__DIRECTIVE A__:
Format the records as a Markdown table with the columns Row and Record line, starting at the first line of the records and ending at the line that contains "green-path-label: 緑の通路 xyxy=(1992,545,2106,575)". Number each row and leave out blank lines.

__PAGE TEXT__:
Our clients and our company may have difficulty accessing the service of banks, which may make it difficult to contract for real estate needs. 
On February 14, 2014, the U.S. government issued rules allowing banks to legally provide financial services to state-licensed marijuana businesses. A memorandum issued by the Justice Department to federal prosecutors re-

iterated guidance previously given, this time to the financial industry that banks can do business with legal marijuana businesses and “may not” be prosecuted. The Treasury Department's Financial Crimes Enforcement Network (FinCEN) issued guidelines to banks that “it is possible to provide financial services"” to state-licensed marijuana businesses and still be in compliance with federal anti-money laundering laws. The guidance falls short of the explicit legal authorization that banking industry officials had pushed the government to provide and to date it is not clear what if any banks have relied on the guidance and taken on legal marijuana companies as clients. The aforementioned policy may be administration dependent and a change in presidential administrations may cause a policy reversal and retraction of current policies, wherein legal marijuana businesses may not have access to the banking industry. We could be subject to sanctions if we are found to be a financial institution and not in harmony with FinCET guidelines. Also, the inability of potential clients in our target market to open accounts and otherwise use the service of banks may make it difficult for them to contract with us. 
Because we buy, sell and lease property, we will be subject to general real estate risks. 
We will be subject to risks generally incident to the ownership of real estate, including: (a) changes in general economic or local conditions; (b) changes in supply of, or demand for, similar or competing properties in the area; (c) bankruptcies, financial difficulties or defaults by tenants or other parties; (d) increases in operating costs, such as taxes and insurance; (e) the inability to achieve full stabilized occupancy at rental rates adequate to produce targeted returns; (f) periods of high interest rates and tight money supply; (g) excess supply of rental properties in the market area; (h) liability for uninsured losses resulting from natural disasters or other perils; (i) liability for environmental hazards; and (j) changes in tax, real estate, environmental, zoning or other laws or regulations. For these and other reasons, no assurance can be given that we will be profitable.

__RECORDS__:
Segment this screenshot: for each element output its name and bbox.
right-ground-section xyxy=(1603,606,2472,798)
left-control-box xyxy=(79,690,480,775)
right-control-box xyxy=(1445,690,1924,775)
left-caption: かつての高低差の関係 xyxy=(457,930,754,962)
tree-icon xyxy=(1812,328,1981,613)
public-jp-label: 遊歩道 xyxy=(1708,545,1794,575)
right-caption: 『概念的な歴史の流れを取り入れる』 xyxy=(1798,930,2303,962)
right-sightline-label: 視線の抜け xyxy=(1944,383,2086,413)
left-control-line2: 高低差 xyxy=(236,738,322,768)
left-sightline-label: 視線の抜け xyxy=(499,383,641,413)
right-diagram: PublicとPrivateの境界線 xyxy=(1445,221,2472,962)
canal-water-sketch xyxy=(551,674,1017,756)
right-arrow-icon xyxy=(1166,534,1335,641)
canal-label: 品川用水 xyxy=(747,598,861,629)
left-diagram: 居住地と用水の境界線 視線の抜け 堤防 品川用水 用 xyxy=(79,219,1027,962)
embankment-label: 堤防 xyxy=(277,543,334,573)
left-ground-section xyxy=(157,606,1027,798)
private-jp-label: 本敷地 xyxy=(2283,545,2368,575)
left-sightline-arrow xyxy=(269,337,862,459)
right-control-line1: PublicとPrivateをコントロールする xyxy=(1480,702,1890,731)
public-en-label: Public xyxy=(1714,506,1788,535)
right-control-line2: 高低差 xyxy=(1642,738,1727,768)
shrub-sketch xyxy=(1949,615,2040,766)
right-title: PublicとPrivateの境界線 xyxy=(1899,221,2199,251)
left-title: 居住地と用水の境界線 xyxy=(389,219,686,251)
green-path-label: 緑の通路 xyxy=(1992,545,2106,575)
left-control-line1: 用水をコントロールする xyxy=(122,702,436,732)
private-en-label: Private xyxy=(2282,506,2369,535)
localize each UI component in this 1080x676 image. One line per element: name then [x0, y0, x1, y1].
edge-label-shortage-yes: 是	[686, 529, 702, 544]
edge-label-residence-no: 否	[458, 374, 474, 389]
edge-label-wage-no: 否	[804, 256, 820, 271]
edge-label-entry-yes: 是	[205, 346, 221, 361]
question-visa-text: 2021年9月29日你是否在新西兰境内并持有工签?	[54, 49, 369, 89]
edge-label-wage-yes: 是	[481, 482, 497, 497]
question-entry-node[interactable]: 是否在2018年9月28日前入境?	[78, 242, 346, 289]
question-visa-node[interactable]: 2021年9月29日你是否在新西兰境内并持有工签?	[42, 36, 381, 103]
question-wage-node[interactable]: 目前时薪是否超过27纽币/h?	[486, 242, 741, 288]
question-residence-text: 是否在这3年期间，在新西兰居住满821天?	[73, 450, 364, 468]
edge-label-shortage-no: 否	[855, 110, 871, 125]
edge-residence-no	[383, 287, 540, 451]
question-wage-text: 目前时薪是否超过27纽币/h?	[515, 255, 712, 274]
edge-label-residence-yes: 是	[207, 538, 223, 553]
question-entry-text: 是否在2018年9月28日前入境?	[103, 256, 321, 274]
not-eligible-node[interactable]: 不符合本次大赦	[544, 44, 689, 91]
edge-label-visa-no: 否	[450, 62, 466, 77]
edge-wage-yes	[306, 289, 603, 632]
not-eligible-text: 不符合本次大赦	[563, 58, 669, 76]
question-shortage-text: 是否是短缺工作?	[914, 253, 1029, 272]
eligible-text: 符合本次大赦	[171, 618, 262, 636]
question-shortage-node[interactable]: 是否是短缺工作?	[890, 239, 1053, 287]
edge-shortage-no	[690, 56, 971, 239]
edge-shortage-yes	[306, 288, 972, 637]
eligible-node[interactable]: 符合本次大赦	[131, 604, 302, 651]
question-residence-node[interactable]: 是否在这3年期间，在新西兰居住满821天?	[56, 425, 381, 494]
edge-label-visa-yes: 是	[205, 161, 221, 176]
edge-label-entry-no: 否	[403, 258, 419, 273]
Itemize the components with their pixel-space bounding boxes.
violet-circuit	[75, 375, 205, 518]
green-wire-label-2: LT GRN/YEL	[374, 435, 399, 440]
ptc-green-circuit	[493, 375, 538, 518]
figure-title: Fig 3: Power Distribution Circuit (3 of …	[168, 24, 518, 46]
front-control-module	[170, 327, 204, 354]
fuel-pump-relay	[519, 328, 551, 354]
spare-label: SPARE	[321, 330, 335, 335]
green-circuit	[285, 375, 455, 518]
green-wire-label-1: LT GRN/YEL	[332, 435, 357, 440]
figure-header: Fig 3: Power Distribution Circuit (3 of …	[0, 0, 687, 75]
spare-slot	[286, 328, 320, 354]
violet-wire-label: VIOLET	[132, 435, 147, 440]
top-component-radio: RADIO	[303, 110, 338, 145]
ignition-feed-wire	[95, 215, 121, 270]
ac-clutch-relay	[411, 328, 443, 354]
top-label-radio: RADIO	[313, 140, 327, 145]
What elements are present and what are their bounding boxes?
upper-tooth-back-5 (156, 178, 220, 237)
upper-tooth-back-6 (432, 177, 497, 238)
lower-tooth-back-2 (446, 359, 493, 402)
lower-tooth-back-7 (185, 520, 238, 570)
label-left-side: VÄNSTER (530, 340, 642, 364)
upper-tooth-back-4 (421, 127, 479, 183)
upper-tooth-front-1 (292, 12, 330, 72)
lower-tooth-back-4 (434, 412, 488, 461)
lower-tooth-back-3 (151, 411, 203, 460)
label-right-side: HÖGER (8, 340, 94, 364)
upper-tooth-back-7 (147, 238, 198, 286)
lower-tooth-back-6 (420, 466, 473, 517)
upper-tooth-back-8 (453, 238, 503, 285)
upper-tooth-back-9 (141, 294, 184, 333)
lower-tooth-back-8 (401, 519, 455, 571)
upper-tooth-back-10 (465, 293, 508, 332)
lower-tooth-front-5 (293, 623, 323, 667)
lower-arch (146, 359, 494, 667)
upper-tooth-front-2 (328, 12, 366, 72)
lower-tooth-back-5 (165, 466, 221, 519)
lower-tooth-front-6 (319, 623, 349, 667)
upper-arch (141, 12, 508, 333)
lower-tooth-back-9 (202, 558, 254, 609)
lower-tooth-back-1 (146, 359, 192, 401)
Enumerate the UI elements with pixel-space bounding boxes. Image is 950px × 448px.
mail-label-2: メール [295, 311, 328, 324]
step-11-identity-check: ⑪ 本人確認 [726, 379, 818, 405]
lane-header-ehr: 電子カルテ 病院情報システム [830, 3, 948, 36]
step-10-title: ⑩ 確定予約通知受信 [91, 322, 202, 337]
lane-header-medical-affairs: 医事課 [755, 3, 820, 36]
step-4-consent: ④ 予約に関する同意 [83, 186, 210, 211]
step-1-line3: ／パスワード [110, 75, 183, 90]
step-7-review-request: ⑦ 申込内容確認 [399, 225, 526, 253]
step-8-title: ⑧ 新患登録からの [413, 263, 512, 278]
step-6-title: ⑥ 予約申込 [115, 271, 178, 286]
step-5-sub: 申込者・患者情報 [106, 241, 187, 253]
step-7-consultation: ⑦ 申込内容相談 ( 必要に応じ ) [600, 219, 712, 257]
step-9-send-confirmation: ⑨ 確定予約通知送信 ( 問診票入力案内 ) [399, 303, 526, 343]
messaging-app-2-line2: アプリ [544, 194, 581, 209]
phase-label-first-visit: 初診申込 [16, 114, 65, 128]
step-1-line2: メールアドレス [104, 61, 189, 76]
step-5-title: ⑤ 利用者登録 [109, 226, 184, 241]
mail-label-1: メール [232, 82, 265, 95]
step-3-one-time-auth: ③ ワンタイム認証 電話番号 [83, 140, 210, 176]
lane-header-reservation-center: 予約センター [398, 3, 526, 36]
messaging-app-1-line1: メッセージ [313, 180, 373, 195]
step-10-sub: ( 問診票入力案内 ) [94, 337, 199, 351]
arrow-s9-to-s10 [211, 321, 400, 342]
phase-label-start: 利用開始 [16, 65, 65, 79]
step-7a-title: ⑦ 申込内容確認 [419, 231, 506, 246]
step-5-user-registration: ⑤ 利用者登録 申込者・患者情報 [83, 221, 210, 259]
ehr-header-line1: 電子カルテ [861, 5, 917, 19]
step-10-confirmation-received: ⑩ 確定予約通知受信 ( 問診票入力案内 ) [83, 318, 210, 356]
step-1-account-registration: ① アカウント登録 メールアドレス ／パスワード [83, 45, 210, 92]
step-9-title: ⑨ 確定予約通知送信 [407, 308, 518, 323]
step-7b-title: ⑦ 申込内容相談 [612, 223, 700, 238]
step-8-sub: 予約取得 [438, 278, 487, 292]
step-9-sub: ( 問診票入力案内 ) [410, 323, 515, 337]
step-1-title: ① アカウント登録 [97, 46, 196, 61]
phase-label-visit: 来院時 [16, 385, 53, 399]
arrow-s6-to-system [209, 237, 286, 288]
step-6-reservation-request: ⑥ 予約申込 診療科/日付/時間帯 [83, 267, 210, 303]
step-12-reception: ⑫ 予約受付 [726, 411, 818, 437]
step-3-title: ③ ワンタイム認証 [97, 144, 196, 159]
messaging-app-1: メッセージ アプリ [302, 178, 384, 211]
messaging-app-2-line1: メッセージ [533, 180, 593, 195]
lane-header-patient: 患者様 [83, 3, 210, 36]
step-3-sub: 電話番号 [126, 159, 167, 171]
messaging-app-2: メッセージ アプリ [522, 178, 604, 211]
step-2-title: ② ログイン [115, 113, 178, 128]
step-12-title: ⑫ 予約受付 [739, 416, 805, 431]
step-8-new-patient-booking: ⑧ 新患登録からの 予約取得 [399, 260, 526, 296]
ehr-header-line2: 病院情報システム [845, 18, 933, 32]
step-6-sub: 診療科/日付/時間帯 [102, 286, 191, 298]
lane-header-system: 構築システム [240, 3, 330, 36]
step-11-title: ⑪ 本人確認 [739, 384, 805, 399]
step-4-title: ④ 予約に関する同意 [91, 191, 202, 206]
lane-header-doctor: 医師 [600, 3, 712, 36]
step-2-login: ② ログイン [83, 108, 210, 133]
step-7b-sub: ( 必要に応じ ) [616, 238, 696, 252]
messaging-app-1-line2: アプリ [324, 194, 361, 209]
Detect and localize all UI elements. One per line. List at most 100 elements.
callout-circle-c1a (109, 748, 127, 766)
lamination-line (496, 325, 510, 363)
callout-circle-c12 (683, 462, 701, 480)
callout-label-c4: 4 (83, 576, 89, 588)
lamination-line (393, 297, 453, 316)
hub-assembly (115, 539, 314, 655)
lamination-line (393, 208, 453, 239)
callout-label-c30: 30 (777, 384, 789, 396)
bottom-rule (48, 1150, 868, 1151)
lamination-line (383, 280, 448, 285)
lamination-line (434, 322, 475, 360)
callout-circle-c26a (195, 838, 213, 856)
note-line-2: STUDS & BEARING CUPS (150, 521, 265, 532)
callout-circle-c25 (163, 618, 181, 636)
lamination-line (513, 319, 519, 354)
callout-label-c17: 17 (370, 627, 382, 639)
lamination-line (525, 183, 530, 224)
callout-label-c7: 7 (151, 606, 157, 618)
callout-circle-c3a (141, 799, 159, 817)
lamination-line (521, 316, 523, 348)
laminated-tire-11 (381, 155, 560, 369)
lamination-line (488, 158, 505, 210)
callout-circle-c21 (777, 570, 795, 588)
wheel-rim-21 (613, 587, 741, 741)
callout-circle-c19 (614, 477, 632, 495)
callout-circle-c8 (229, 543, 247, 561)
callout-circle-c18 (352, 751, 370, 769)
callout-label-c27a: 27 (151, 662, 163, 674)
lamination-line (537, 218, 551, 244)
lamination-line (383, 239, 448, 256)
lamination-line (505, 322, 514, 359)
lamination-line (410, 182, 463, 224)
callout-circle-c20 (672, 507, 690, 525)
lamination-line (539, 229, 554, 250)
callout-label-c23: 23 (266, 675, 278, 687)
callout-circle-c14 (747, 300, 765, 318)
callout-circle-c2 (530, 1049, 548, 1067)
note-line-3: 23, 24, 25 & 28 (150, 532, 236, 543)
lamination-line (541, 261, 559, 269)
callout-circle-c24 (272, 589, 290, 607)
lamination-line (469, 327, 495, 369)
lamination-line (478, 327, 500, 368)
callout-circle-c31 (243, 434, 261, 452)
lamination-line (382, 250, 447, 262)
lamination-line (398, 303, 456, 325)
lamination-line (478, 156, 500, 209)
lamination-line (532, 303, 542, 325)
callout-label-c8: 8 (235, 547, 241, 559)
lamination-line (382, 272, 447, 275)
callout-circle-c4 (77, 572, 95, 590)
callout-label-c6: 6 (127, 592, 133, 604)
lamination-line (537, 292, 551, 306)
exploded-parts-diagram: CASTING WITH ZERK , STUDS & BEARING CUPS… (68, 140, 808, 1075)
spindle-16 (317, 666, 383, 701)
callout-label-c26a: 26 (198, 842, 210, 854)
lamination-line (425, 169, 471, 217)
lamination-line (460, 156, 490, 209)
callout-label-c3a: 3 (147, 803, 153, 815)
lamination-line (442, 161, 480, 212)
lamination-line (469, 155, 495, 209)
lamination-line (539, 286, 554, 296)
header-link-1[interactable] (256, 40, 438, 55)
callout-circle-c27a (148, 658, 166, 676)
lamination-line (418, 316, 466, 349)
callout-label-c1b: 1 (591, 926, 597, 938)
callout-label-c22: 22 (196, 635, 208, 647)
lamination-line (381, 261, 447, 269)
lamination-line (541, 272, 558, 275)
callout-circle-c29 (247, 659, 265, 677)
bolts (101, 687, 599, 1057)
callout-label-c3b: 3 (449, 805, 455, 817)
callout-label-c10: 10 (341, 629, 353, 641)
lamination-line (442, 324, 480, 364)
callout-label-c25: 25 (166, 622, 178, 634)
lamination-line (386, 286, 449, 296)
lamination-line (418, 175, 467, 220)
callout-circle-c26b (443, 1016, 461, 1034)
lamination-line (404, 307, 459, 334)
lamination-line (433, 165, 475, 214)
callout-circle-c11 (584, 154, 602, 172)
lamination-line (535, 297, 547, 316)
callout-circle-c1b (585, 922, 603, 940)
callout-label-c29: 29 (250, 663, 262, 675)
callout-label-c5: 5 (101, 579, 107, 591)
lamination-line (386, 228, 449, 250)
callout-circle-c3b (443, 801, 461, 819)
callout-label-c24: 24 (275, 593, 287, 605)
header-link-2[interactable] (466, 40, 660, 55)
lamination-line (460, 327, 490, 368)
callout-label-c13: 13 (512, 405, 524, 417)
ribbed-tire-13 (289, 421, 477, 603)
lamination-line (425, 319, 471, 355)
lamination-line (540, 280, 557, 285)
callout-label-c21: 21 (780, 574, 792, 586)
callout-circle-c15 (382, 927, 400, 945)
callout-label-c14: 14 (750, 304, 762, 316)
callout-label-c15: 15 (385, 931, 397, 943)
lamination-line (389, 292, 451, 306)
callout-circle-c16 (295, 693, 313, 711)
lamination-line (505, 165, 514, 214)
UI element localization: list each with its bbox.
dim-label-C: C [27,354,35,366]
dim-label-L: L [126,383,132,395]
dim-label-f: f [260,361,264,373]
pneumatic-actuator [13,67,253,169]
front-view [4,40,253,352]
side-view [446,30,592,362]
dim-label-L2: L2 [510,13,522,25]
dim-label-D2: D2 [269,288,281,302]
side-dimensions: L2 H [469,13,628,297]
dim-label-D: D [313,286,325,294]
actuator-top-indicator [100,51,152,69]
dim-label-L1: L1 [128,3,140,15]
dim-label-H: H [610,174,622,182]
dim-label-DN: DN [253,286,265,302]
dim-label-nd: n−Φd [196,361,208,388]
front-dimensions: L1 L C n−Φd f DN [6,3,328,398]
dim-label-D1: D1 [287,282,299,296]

__DIRECTIVE B__:
Write what comes next in the risk-factor text on banking access and real estate risks, starting after its last sentence.

__WRITTEN REPLY A__:
| Row | Record line |
|---|---|
| 1 | Segment this screenshot: for each element output its name and bbox. |
| 2 | right-ground-section xyxy=(1603,606,2472,798) |
| 3 | left-control-box xyxy=(79,690,480,775) |
| 4 | right-control-box xyxy=(1445,690,1924,775) |
| 5 | left-caption: かつての高低差の関係 xyxy=(457,930,754,962) |
| 6 | tree-icon xyxy=(1812,328,1981,613) |
| 7 | public-jp-label: 遊歩道 xyxy=(1708,545,1794,575) |
| 8 | right-caption: 『概念的な歴史の流れを取り入れる』 xyxy=(1798,930,2303,962) |
| 9 | right-sightline-label: 視線の抜け xyxy=(1944,383,2086,413) |
| 10 | left-control-line2: 高低差 xyxy=(236,738,322,768) |
| 11 | left-sightline-label: 視線の抜け xyxy=(499,383,641,413) |
| 12 | right-diagram: PublicとPrivateの境界線 xyxy=(1445,221,2472,962) |
| 13 | canal-water-sketch xyxy=(551,674,1017,756) |
| 14 | right-arrow-icon xyxy=(1166,534,1335,641) |
| 15 | canal-label: 品川用水 xyxy=(747,598,861,629) |
| 16 | left-diagram: 居住地と用水の境界線 視線の抜け 堤防 品川用水 用 xyxy=(79,219,1027,962) |
| 17 | embankment-label: 堤防 xyxy=(277,543,334,573) |
| 18 | left-ground-section xyxy=(157,606,1027,798) |
| 19 | private-jp-label: 本敷地 xyxy=(2283,545,2368,575) |
| 20 | left-sightline-arrow xyxy=(269,337,862,459) |
| 21 | right-control-line1: PublicとPrivateをコントロールする xyxy=(1480,702,1890,731) |
| 22 | public-en-label: Public xyxy=(1714,506,1788,535) |
| 23 | right-control-line2: 高低差 xyxy=(1642,738,1727,768) |
| 24 | shrub-sketch xyxy=(1949,615,2040,766) |
| 25 | right-title: PublicとPrivateの境界線 xyxy=(1899,221,2199,251) |
| 26 | left-title: 居住地と用水の境界線 xyxy=(389,219,686,251) |
| 27 | green-path-label: 緑の通路 xyxy=(1992,545,2106,575) |

__WRITTEN REPLY B__:
Because our business model depends upon the availability of private financing, any change in our ability to raise money will adversely affect our financial condition. 
Our ability to acquire, operate and sell properties, engage in the business activities that we have planned and achieve positive financial performance depends, in large measure, on our ability to obtain financing in amounts and on terms that are favorable. The capital markets in the United States have recently undergone a turbulent period in which lending was severely restricted. Although there appears to be signs that financial institutions are resuming lending, the market has not yet returned to its pre-2008 state. Obtaining favorable financing in the current environment remains challenging. We recently entered into a drawdown agreement for $14 million. In the event the lender is unable to finance on our drawdowns, we will not be able to implement our business plan and our financial performance could be adversely affected. 
Because we will compete with others for suitable properties, competition will result in higher costs that could materially affect our financial condition. 
We will experience competition for real estate investments from individuals, corporations and other entities engaged in real estate investment activities, many of whom have greater financial resources than us. Competition for investments may have the effect of increasing costs and reducing returns to our investors.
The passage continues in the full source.